STATED TASK - Copy out every line that contains the word "valeur".
━━━━━ SUPPLIED ENTRIES
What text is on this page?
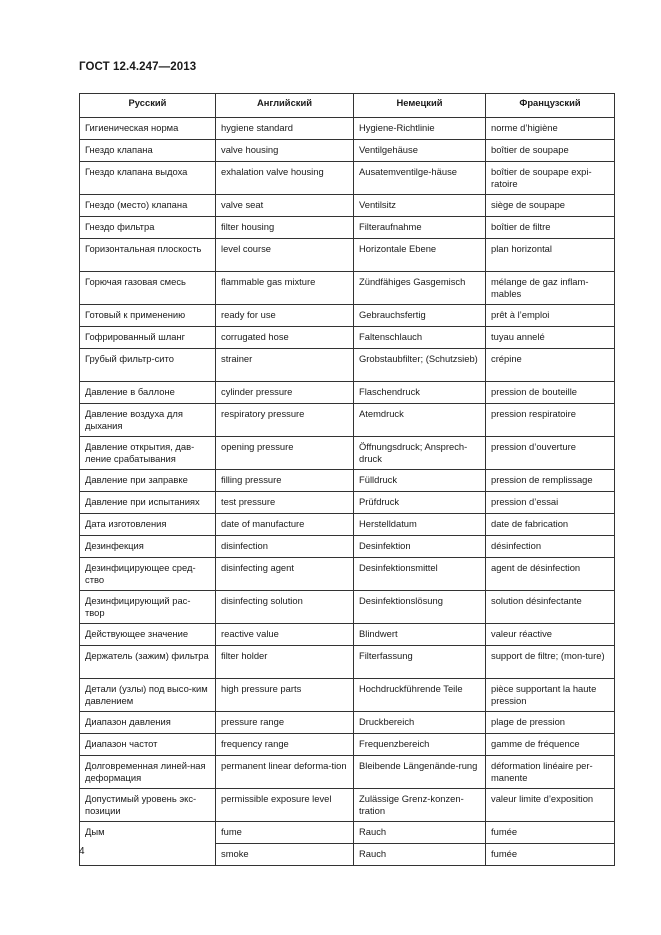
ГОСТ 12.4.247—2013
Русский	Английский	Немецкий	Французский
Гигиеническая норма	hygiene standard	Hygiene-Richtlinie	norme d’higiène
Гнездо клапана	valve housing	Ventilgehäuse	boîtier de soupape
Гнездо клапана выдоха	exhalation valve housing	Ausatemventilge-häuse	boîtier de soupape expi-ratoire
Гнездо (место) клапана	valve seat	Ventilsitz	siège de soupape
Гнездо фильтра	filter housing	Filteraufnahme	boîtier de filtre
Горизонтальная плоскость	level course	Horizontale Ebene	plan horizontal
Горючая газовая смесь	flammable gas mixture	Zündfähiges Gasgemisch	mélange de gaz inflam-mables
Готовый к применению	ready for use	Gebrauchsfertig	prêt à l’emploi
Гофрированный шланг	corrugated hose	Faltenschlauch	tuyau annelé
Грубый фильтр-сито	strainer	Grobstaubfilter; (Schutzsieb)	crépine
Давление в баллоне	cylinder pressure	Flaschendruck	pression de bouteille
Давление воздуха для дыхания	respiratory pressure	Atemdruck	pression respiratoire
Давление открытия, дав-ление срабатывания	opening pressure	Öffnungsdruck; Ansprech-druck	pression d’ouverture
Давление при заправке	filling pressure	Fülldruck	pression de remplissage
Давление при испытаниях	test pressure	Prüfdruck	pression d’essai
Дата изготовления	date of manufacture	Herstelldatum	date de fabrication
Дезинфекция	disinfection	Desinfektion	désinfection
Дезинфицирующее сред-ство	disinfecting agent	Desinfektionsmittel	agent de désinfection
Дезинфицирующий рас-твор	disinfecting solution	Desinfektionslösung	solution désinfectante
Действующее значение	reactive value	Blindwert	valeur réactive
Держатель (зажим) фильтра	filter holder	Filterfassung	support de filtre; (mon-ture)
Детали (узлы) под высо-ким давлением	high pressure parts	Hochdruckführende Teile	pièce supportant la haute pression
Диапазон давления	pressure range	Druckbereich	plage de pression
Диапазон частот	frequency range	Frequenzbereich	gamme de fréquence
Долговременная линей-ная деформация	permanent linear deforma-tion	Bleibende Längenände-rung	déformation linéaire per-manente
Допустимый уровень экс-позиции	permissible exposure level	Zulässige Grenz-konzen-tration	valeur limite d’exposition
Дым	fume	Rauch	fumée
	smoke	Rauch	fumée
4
━━━━━━━━━━
━━━━━ SUPPLIED ENTRIES
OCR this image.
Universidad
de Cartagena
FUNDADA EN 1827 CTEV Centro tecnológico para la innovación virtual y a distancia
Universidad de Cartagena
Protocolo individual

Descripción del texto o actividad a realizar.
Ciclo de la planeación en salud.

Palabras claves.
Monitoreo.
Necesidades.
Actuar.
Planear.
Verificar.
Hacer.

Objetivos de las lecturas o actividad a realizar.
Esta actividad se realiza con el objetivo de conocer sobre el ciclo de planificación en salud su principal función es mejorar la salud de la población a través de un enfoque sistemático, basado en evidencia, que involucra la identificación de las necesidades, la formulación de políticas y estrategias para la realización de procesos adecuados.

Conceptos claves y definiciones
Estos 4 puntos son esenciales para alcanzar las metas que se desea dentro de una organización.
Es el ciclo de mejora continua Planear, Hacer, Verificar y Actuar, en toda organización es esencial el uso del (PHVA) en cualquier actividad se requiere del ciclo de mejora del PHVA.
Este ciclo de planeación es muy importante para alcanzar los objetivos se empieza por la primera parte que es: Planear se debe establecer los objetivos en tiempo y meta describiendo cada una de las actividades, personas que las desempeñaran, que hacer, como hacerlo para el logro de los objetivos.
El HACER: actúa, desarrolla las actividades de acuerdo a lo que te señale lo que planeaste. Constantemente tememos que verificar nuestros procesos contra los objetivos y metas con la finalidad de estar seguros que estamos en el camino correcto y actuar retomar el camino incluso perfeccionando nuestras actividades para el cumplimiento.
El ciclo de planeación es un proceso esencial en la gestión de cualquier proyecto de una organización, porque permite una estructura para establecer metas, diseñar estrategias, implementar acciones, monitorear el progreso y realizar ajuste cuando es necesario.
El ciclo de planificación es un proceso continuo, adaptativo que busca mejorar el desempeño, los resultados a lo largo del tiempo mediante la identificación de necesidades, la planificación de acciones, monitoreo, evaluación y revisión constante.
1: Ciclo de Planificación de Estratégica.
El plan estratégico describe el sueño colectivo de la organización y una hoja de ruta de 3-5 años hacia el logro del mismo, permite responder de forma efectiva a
━━━━━━━━━━
SOLUTION TO THE EXERCISE -
Действующее значение	reactive value	Blindwert	valeur réactive
Допустимый уровень экс-позиции	permissible exposure level	Zulässige Grenz-konzen-tration	valeur limite d’exposition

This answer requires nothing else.